* Problem statement *
Print all the records exactly, please.

* Records for processing *
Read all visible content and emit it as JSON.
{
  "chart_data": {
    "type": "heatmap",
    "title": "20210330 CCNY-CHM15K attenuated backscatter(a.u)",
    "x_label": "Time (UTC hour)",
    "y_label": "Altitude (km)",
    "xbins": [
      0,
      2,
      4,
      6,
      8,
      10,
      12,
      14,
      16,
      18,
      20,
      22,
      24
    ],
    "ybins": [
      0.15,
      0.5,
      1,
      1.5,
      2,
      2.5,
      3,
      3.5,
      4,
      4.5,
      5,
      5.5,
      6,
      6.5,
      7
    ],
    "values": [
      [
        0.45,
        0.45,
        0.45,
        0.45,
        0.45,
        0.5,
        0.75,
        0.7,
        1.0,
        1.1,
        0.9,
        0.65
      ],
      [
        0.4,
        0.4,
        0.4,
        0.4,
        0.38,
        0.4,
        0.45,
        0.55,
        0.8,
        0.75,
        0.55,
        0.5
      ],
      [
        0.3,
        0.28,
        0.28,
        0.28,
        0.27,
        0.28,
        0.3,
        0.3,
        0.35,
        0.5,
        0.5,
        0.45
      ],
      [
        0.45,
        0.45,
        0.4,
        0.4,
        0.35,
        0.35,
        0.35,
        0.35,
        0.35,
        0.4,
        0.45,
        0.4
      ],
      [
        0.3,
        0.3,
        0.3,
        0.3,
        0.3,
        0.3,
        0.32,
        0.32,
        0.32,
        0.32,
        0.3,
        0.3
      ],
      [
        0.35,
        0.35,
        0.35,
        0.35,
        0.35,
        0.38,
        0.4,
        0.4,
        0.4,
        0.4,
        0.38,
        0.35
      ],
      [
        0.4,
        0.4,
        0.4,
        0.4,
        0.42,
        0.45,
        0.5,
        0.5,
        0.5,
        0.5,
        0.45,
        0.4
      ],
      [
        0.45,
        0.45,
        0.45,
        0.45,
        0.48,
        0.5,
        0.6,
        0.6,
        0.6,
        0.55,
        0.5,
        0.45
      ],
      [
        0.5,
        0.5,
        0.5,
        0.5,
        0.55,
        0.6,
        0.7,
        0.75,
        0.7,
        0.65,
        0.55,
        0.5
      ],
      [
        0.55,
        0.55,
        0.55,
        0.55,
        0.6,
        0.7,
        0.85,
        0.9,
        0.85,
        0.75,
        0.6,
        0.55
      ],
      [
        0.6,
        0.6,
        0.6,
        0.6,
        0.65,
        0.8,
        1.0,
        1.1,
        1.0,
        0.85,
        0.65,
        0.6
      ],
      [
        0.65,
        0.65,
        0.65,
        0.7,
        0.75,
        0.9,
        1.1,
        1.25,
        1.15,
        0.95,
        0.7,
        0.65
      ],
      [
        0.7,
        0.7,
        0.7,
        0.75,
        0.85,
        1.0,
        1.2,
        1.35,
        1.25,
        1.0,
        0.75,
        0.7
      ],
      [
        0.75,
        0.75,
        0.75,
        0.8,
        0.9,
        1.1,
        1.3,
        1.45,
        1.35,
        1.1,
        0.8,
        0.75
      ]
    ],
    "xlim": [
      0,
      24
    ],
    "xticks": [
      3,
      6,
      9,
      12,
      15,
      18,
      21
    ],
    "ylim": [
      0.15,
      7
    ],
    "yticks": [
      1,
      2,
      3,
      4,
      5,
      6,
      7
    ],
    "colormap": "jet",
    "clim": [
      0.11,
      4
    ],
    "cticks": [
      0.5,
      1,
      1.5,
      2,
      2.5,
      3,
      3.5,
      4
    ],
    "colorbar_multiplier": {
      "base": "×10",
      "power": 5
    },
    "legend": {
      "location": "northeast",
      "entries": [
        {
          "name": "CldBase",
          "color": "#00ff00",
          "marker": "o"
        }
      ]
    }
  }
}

* In response *
Read all visible content and emit it as JSON.
{
  "chart_data": {
    "type": "heatmap",
    "title": "20210330 CCNY-CHM15K attenuated backscatter(a.u)",
    "x_label": "Time (UTC hour)",
    "y_label": "Altitude (km)",
    "xbins": [
      0,
      2,
      4,
      6,
      8,
      10,
      12,
      14,
      16,
      18,
      20,
      22,
      24
    ],
    "ybins": [
      0.15,
      0.5,
      1,
      1.5,
      2,
      2.5,
      3,
      3.5,
      4,
      4.5,
      5,
      5.5,
      6,
      6.5,
      7
    ],
    "values": [
      [
        0.45,
        0.45,
        0.45,
        0.45,
        0.45,
        0.5,
        0.75,
        0.7,
        1.0,
        1.1,
        0.9,
        0.65
      ],
      [
        0.4,
        0.4,
        0.4,
        0.4,
        0.38,
        0.4,
        0.45,
        0.55,
        0.8,
        0.75,
        0.55,
        0.5
      ],
      [
        0.3,
        0.28,
        0.28,
        0.28,
        0.27,
        0.28,
        0.3,
        0.3,
        0.35,
        0.5,
        0.5,
        0.45
      ],
      [
        0.45,
        0.45,
        0.4,
        0.4,
        0.35,
        0.35,
        0.35,
        0.35,
        0.35,
        0.4,
        0.45,
        0.4
      ],
      [
        0.3,
        0.3,
        0.3,
        0.3,
        0.3,
        0.3,
        0.32,
        0.32,
        0.32,
        0.32,
        0.3,
        0.3
      ],
      [
        0.35,
        0.35,
        0.35,
        0.35,
        0.35,
        0.38,
        0.4,
        0.4,
        0.4,
        0.4,
        0.38,
        0.35
      ],
      [
        0.4,
        0.4,
        0.4,
        0.4,
        0.42,
        0.45,
        0.5,
        0.5,
        0.5,
        0.5,
        0.45,
        0.4
      ],
      [
        0.45,
        0.45,
        0.45,
        0.45,
        0.48,
        0.5,
        0.6,
        0.6,
        0.6,
        0.55,
        0.5,
        0.45
      ],
      [
        0.5,
        0.5,
        0.5,
        0.5,
        0.55,
        0.6,
        0.7,
        0.75,
        0.7,
        0.65,
        0.55,
        0.5
      ],
      [
        0.55,
        0.55,
        0.55,
        0.55,
        0.6,
        0.7,
        0.85,
        0.9,
        0.85,
        0.75,
        0.6,
        0.55
      ],
      [
        0.6,
        0.6,
        0.6,
        0.6,
        0.65,
        0.8,
        1.0,
        1.1,
        1.0,
        0.85,
        0.65,
        0.6
      ],
      [
        0.65,
        0.65,
        0.65,
        0.7,
        0.75,
        0.9,
        1.1,
        1.25,
        1.15,
        0.95,
        0.7,
        0.65
      ],
      [
        0.7,
        0.7,
        0.7,
        0.75,
        0.85,
        1.0,
        1.2,
        1.35,
        1.25,
        1.0,
        0.75,
        0.7
      ],
      [
        0.75,
        0.75,
        0.75,
        0.8,
        0.9,
        1.1,
        1.3,
        1.45,
        1.35,
        1.1,
        0.8,
        0.75
      ]
    ],
    "xlim": [
      0,
      24
    ],
    "xticks": [
      3,
      6,
      9,
      12,
      15,
      18,
      21
    ],
    "ylim": [
      0.15,
      7
    ],
    "yticks": [
      1,
      2,
      3,
      4,
      5,
      6,
      7
    ],
    "colormap": "jet",
    "clim": [
      0.11,
      4
    ],
    "cticks": [
      0.5,
      1,
      1.5,
      2,
      2.5,
      3,
      3.5,
      4
    ],
    "colorbar_multiplier": {
      "base": "×10",
      "power": 5
    },
    "legend": {
      "location": "northeast",
      "entries": [
        {
          "name": "CldBase",
          "color": "#00ff00",
          "marker": "o"
        }
      ]
    }
  }
}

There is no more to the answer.